Décentralisation au Tchad : le défi de l’autonomie provinciale face à la centralisation
Albert Pahimi Padacké alerte sur les limites de la gestion centralisée du Tchad
Lors d’une conférence-débat organisée à l’École Nationale d’Administration (ENA) d’N’Djamena, Albert Pahimi Padacké, ancien Premier ministre et sénateur tchadien, a vivement critiqué le système de centralisation excessive qui entrave le développement des provinces. Plus de 200 cadres, étudiants et acteurs politiques ont assisté à cette rencontre, marquée par un diagnostic sans concession de la gouvernance locale tchadienne.
Un potentiel local étouffé par la rigidité administrative
Au cœur du débat animé par Albert Pahimi Padacké, président du parti RNDT-Le Réveil, la question de la décentralisation a été abordée sous l’angle de son impact réel sur le terrain. Si le cadre légal existe, sa mise en œuvre se heurte à une résistance structurelle de l’État central, qui conserve jalousement ses prérogatives. « Une décentralisation sans moyens financiers n’est qu’une coquille vide », a-t-il affirmé, soulignant l’illusion d’une autonomie provinciale sans leviers économiques.

§ **CONSIGNE**
Poursuivez, s'il vous plaît, l'article ci-dessus sur la décentralisation au Tchad en reprenant juste après sa dernière phrase.

§ **LIGNES DE DONNÉES**
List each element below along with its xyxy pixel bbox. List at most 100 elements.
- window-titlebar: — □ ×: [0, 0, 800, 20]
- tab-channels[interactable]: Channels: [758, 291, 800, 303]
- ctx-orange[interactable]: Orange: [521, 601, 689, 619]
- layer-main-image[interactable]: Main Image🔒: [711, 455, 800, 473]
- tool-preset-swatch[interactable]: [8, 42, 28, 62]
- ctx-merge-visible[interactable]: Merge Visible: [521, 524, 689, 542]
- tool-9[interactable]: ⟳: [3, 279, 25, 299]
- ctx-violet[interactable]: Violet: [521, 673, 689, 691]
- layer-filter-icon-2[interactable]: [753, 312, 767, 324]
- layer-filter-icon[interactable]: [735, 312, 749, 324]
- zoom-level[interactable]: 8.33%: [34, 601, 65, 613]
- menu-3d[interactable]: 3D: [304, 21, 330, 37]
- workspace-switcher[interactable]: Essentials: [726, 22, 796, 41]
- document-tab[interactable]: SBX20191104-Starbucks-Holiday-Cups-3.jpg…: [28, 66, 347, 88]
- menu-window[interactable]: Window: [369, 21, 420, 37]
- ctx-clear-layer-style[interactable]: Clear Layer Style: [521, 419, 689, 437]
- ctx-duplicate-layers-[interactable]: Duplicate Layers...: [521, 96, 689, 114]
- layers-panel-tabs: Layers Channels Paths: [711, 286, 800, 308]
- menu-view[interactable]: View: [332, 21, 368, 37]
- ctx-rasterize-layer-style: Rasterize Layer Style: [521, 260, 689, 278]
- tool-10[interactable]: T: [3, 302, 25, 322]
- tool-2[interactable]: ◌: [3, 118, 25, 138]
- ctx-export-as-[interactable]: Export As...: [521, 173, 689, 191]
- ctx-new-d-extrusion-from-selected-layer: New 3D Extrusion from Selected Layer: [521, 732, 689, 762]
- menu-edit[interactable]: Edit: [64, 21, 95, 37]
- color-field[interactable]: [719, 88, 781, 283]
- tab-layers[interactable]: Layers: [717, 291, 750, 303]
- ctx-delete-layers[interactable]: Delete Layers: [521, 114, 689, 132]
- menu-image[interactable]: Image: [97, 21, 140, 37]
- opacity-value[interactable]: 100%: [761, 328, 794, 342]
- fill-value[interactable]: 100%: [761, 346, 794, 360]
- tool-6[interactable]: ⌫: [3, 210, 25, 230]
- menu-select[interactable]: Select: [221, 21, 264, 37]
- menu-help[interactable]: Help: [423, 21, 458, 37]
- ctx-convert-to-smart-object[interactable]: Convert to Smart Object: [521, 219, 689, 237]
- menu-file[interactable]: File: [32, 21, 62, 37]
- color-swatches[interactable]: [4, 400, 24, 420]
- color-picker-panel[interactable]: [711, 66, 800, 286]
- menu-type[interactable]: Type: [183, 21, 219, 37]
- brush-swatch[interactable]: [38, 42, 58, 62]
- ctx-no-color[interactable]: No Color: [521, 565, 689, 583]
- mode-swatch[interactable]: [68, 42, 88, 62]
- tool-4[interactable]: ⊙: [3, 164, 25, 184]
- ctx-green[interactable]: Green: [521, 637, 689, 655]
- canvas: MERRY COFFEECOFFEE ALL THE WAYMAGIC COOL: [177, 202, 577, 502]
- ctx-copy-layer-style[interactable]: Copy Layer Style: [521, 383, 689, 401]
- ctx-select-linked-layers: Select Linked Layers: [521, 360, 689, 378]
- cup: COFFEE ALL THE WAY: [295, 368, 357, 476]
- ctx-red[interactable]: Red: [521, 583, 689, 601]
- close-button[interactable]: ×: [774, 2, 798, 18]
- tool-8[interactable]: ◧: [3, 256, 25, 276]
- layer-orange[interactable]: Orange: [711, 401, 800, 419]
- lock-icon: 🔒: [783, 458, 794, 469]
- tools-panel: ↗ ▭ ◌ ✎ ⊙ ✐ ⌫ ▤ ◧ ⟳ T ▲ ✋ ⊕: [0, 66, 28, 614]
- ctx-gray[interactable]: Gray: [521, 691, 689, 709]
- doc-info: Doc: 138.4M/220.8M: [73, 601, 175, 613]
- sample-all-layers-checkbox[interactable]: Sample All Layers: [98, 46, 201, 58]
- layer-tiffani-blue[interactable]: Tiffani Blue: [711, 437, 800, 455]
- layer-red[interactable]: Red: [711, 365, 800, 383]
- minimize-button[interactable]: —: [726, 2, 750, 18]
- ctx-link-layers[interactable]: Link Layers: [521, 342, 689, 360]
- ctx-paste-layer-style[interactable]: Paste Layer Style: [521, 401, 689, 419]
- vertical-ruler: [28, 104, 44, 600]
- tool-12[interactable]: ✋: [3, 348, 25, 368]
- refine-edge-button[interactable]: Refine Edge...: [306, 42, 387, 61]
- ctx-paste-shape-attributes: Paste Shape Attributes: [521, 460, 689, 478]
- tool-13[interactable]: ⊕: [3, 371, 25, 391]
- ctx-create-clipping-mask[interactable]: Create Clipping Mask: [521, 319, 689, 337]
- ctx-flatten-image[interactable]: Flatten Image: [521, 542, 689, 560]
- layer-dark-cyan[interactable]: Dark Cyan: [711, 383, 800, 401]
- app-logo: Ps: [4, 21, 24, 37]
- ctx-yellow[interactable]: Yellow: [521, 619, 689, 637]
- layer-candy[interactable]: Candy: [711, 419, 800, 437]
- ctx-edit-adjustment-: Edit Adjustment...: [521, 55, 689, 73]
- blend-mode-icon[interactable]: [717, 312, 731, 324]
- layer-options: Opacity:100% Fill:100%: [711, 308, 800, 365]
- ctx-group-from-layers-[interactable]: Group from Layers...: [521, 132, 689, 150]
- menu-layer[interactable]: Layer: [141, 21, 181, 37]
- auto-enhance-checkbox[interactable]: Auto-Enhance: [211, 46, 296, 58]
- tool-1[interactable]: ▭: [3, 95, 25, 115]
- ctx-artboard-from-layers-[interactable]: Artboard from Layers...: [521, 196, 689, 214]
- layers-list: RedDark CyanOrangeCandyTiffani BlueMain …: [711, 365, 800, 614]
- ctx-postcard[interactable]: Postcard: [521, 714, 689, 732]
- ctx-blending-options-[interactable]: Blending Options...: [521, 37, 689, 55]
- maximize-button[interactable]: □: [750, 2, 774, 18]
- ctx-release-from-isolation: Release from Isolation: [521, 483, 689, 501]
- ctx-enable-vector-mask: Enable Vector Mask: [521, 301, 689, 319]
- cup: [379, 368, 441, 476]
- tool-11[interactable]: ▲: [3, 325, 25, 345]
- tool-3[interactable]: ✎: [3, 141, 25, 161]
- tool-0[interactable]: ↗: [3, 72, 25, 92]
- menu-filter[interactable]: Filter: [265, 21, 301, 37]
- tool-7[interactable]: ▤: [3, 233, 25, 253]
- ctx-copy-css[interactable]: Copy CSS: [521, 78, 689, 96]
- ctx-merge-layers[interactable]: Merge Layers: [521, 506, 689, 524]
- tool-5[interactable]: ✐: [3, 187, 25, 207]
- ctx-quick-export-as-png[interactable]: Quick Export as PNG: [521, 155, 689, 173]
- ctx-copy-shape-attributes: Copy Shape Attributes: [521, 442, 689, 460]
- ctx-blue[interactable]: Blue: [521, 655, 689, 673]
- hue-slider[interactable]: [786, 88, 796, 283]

§ **RÉPONSE**
Les conseils provinciaux, entre théorie et pratique
Selon lui, les conseils provinciaux, bien qu’instaurés par la loi, restent des acteurs fantômes, incapables d’impulser des projets concrets faute de budgets décentralisés. Albert Pahimi Padacké a illustré son propos par des exemples concrets où les décisions locales, même urgentes, doivent obtenir l’aval des ministères de la capitale. « Comment construire une école ou un dispensaire sans maîtriser les fonds alloués ? », a-t-il interrogé, pointant du doigt l’absurdité d’un système qui centralise les ressources tout en exigeant des résultats locaux.
Vers une refonte institutionnelle du Tchad ?
La conférence a pris une tournure politique, devenant un appel solennel à une réforme en profondeur. L’ancien Premier ministre a plaidé pour un transfert effectif des compétences et des moyens vers les provinces, afin de libérer leur potentiel économique et social. Il a insisté sur la nécessité de faire confiance aux élus locaux, capables, selon lui, de mieux répondre aux besoins de leurs concitoyens que l’administration centrale.
Les échanges avec le public, composé notamment d’étudiants de l’ENA et de futurs hauts fonctionnaires, ont révélé une attente forte pour une gouvernance plus proche des réalités du terrain. La question de la décentralisation s’impose ainsi comme l’un des grands défis de l’architecture institutionnelle tchadienne, où le dialogue entre le pouvoir central et les provinces reste à réinventer.